» Exercise description
Output the data below in full, character for character.

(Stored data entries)
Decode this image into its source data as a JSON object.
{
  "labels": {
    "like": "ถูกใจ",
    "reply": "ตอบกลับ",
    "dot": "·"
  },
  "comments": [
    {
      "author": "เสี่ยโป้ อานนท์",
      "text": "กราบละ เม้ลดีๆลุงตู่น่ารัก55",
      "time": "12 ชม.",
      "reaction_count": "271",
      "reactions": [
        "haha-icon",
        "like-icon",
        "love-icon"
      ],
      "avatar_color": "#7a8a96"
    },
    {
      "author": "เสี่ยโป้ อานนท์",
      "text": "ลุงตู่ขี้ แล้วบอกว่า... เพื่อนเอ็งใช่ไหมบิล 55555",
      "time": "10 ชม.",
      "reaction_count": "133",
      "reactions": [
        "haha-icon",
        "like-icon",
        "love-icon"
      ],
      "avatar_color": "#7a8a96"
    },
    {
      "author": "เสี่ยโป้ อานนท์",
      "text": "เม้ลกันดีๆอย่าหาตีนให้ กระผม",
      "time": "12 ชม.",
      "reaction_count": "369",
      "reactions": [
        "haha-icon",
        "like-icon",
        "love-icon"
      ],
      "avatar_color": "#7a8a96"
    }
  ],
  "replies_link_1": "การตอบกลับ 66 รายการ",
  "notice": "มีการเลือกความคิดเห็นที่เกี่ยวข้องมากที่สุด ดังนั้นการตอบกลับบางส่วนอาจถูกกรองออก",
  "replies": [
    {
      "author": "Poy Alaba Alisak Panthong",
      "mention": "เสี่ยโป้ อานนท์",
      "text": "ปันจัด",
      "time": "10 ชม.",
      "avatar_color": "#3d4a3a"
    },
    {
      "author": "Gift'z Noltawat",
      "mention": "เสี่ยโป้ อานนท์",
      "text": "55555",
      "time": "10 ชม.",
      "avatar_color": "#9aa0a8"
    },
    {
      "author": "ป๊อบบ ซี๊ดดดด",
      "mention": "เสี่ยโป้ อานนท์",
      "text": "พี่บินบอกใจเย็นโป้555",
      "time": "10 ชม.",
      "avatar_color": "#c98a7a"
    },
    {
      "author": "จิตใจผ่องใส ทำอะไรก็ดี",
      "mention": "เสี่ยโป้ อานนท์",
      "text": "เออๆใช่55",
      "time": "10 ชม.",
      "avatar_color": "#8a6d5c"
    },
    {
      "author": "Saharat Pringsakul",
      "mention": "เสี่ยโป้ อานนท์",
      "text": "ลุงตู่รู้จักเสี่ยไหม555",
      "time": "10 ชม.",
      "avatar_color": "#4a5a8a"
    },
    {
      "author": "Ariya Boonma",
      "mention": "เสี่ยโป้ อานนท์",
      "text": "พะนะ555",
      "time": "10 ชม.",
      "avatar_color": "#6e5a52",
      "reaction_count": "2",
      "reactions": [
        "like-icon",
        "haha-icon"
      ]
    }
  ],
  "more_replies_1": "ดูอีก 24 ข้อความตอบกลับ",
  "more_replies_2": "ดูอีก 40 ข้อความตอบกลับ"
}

» Response
Decode this image into its source data as a JSON object.
{
  "labels": {
    "like": "ถูกใจ",
    "reply": "ตอบกลับ",
    "dot": "·"
  },
  "comments": [
    {
      "author": "เสี่ยโป้ อานนท์",
      "text": "กราบละ เม้ลดีๆลุงตู่น่ารัก55",
      "time": "12 ชม.",
      "reaction_count": "271",
      "reactions": [
        "haha-icon",
        "like-icon",
        "love-icon"
      ],
      "avatar_color": "#7a8a96"
    },
    {
      "author": "เสี่ยโป้ อานนท์",
      "text": "ลุงตู่ขี้ แล้วบอกว่า... เพื่อนเอ็งใช่ไหมบิล 55555",
      "time": "10 ชม.",
      "reaction_count": "133",
      "reactions": [
        "haha-icon",
        "like-icon",
        "love-icon"
      ],
      "avatar_color": "#7a8a96"
    },
    {
      "author": "เสี่ยโป้ อานนท์",
      "text": "เม้ลกันดีๆอย่าหาตีนให้ กระผม",
      "time": "12 ชม.",
      "reaction_count": "369",
      "reactions": [
        "haha-icon",
        "like-icon",
        "love-icon"
      ],
      "avatar_color": "#7a8a96"
    }
  ],
  "replies_link_1": "การตอบกลับ 66 รายการ",
  "notice": "มีการเลือกความคิดเห็นที่เกี่ยวข้องมากที่สุด ดังนั้นการตอบกลับบางส่วนอาจถูกกรองออก",
  "replies": [
    {
      "author": "Poy Alaba Alisak Panthong",
      "mention": "เสี่ยโป้ อานนท์",
      "text": "ปันจัด",
      "time": "10 ชม.",
      "avatar_color": "#3d4a3a"
    },
    {
      "author": "Gift'z Noltawat",
      "mention": "เสี่ยโป้ อานนท์",
      "text": "55555",
      "time": "10 ชม.",
      "avatar_color": "#9aa0a8"
    },
    {
      "author": "ป๊อบบ ซี๊ดดดด",
      "mention": "เสี่ยโป้ อานนท์",
      "text": "พี่บินบอกใจเย็นโป้555",
      "time": "10 ชม.",
      "avatar_color": "#c98a7a"
    },
    {
      "author": "จิตใจผ่องใส ทำอะไรก็ดี",
      "mention": "เสี่ยโป้ อานนท์",
      "text": "เออๆใช่55",
      "time": "10 ชม.",
      "avatar_color": "#8a6d5c"
    },
    {
      "author": "Saharat Pringsakul",
      "mention": "เสี่ยโป้ อานนท์",
      "text": "ลุงตู่รู้จักเสี่ยไหม555",
      "time": "10 ชม.",
      "avatar_color": "#4a5a8a"
    },
    {
      "author": "Ariya Boonma",
      "mention": "เสี่ยโป้ อานนท์",
      "text": "พะนะ555",
      "time": "10 ชม.",
      "avatar_color": "#6e5a52",
      "reaction_count": "2",
      "reactions": [
        "like-icon",
        "haha-icon"
      ]
    }
  ],
  "more_replies_1": "ดูอีก 24 ข้อความตอบกลับ",
  "more_replies_2": "ดูอีก 40 ข้อความตอบกลับ"
}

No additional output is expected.